**Source extract:**

Cairo, Egypt: King Tut's beard glued back on in botched restoration job

Updated
King Tutankhamun.

King Tutankhamun.Credit: MCT

Some say Tutankhamen's beard was broken off by cleaners; others that it simply came loose. But one thing is now clear: it was hurriedly stuck back on with a splodge of glue.

Conservators at Cairo's Egyptian Museum admitted that the priceless funeral mask of the boy king may have been damaged beyond repair by a botched restoration job.

Recent pictures of the 3,300-year-old relic, discovered by the British archaeologists Howard Carter and George Herbert in 1922, clearly show a layer of ugly resin at the join of the "model beard" - a common feature of Ancient Egyptian gods and kings - and the chin.

Three conservators yesterday gave differing accounts of how the museum's prize exhibit came to be damaged last summer.

They agreed, however, that orders came from above to fix it quickly and that an inappropriate adhesive was used. All spoke on condition of anonymity for fear of professional reprisals.

**Jobs:**
**1)** According to the King Tut article, in what year was the relic discovered?
**2)** Return the passage of the King Tut article starting with "They agreed, however, that" and going on through "of professional reprisals.".
**3)** Take the King Tut article further from the point where it stops.
The data below has no connection to the King Tut article.

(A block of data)
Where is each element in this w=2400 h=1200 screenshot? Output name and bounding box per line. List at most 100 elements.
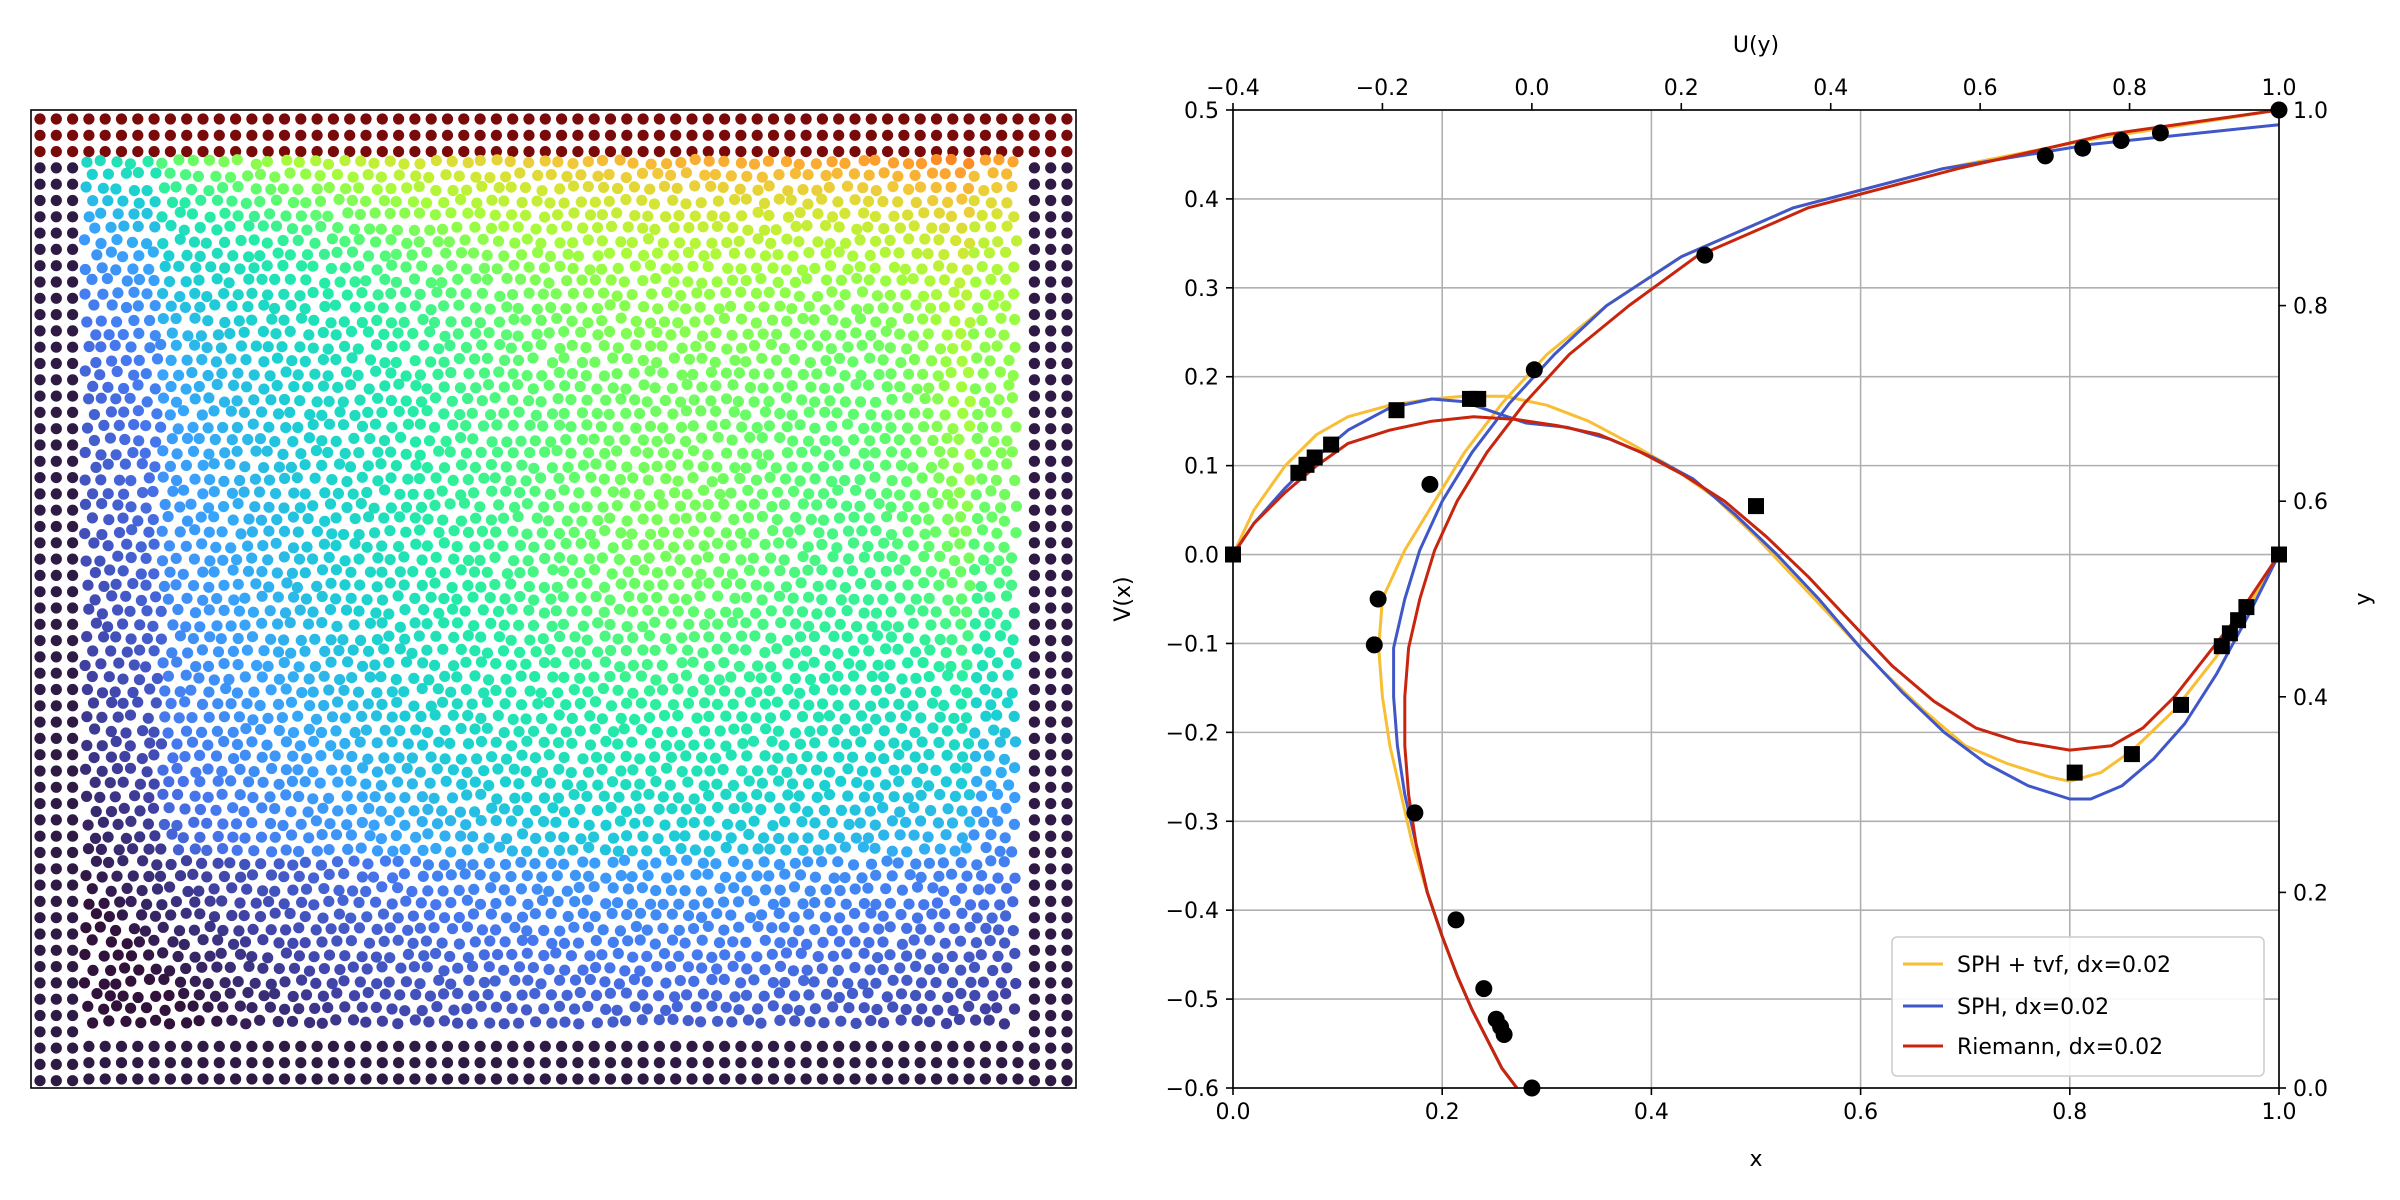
fluid-particle — [132, 696, 144, 708]
fluid-particle — [537, 420, 549, 432]
fluid-particle — [857, 978, 869, 990]
fluid-particle — [421, 644, 433, 656]
fluid-particle — [117, 195, 129, 207]
fluid-particle — [390, 196, 402, 208]
fluid-particle — [885, 580, 897, 592]
fluid-particle — [194, 908, 206, 920]
fluid-particle — [841, 738, 853, 750]
fluid-particle — [674, 237, 686, 249]
fluid-particle — [418, 604, 430, 616]
wall-particle — [1061, 928, 1073, 940]
fluid-particle — [219, 262, 231, 274]
fluid-particle — [124, 605, 136, 617]
fluid-particle — [771, 696, 784, 708]
fluid-particle — [469, 221, 481, 233]
fluid-particle — [1009, 762, 1021, 774]
wall-particle — [1045, 977, 1057, 989]
fluid-particle — [538, 657, 551, 669]
fluid-particle — [644, 898, 657, 910]
fluid-particle — [824, 238, 836, 250]
lid-particle — [539, 146, 551, 158]
fluid-particle — [530, 1016, 542, 1028]
fluid-particle — [961, 289, 973, 301]
fluid-particle — [999, 727, 1011, 739]
fluid-particle — [256, 617, 268, 629]
fluid-particle — [933, 921, 945, 934]
fluid-particle — [554, 974, 566, 986]
fluid-particle — [86, 670, 98, 683]
fluid-particle — [232, 289, 244, 301]
fluid-particle — [923, 780, 935, 792]
fluid-particle — [271, 379, 283, 392]
fluid-particle — [894, 829, 906, 841]
wall-particle — [67, 488, 79, 500]
lid-particle — [670, 113, 682, 125]
fluid-particle — [954, 935, 967, 947]
lid-particle — [246, 129, 258, 141]
fluid-particle — [607, 352, 619, 364]
lid-particle — [115, 129, 128, 141]
wall-particle — [1028, 1042, 1040, 1054]
fluid-particle — [1010, 500, 1023, 512]
fluid-particle — [416, 579, 428, 592]
fluid-particle — [538, 581, 550, 594]
fluid-particle — [423, 909, 435, 921]
fluid-particle — [567, 180, 580, 192]
fluid-particle — [87, 380, 99, 392]
fluid-particle — [299, 776, 311, 788]
wall-particle — [523, 1040, 535, 1052]
fluid-particle — [743, 775, 755, 787]
fluid-particle — [164, 965, 176, 977]
fluid-particle — [925, 461, 938, 474]
fluid-particle — [384, 922, 396, 934]
fluid-particle — [704, 608, 716, 620]
fluid-particle — [932, 393, 944, 405]
fluid-particle — [174, 976, 187, 988]
fluid-particle — [429, 499, 441, 511]
fluid-particle — [339, 235, 351, 248]
fluid-particle — [109, 791, 121, 803]
wall-particle — [50, 553, 62, 565]
fluid-particle — [630, 790, 642, 802]
fluid-particle — [813, 527, 825, 539]
fluid-particle — [886, 870, 898, 882]
fluid-particle — [150, 990, 162, 1003]
fluid-particle — [337, 419, 350, 431]
fluid-particle — [498, 195, 510, 207]
fluid-particle — [774, 1014, 786, 1026]
wall-particle — [425, 1073, 437, 1085]
wall-particle — [1061, 455, 1073, 467]
fluid-particle — [627, 687, 639, 699]
fluid-particle — [331, 246, 343, 258]
fluid-particle — [553, 366, 565, 379]
fluid-particle — [736, 210, 748, 222]
fluid-particle — [157, 657, 169, 669]
fluid-particle — [278, 525, 291, 538]
fluid-particle — [384, 577, 396, 589]
fluid-particle — [494, 339, 506, 351]
fluid-particle — [307, 606, 319, 618]
fluid-particle — [125, 975, 137, 987]
fluid-particle — [469, 806, 481, 818]
fluid-particle — [946, 475, 958, 487]
fluid-particle — [521, 233, 533, 245]
fluid-particle — [377, 302, 389, 314]
fluid-particle — [340, 183, 352, 195]
fluid-particle — [356, 420, 369, 432]
fluid-particle — [956, 193, 968, 205]
fluid-particle — [211, 224, 223, 236]
lid-particle — [1028, 113, 1040, 125]
fluid-particle — [257, 540, 269, 552]
fluid-particle — [873, 498, 885, 510]
wall-particle — [34, 1075, 46, 1087]
fluid-particle — [250, 340, 262, 352]
fluid-particle — [468, 990, 480, 1002]
fluid-particle — [645, 158, 657, 170]
fluid-particle — [499, 936, 511, 948]
fluid-particle — [887, 1001, 899, 1013]
fluid-particle — [433, 607, 445, 620]
fluid-particle — [149, 196, 161, 208]
fluid-particle — [521, 925, 533, 937]
fluid-particle — [619, 300, 631, 312]
fluid-particle — [218, 288, 230, 300]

**The answers:**
**1)** It was discovered in 1922.

**2)**
They agreed, however, that orders came from above to fix it quickly and that an inappropriate adhesive was used. All spoke on condition of anonymity for fear of professional reprisals.

**3)**
"The mask should have been taken to the conservation lab but they were in a rush to get it displayed quickly again and used this quick-drying, irreversible material," one curator said. "Now you can see a layer of transparent yellow."

Another museum conservator, who was present at the time of the repair, said that epoxy resin had dried on the face of the golden mask and that a colleague used a spatula to remove it, leaving scratches.

Jackie Rodriguez, a tourist who witnessed the repair work on the beard in late August, provided a photo to the Associated Press showing a museum employee holding it in place as the glue set. "The whole job did look slapstick," she said. "It was disconcerting given the procedure occurred in front of a large crowd and seemingly without the proper tools."

Inside the Tutankhamen exhibition yesterday, the mask remained on display. The museum is one of Cairo's main tourist sites, but in some areas, ancient wooden sarcophagi are unprotected from the public, while linen burial shrouds, mounted on walls, crumble from behind panels of glass.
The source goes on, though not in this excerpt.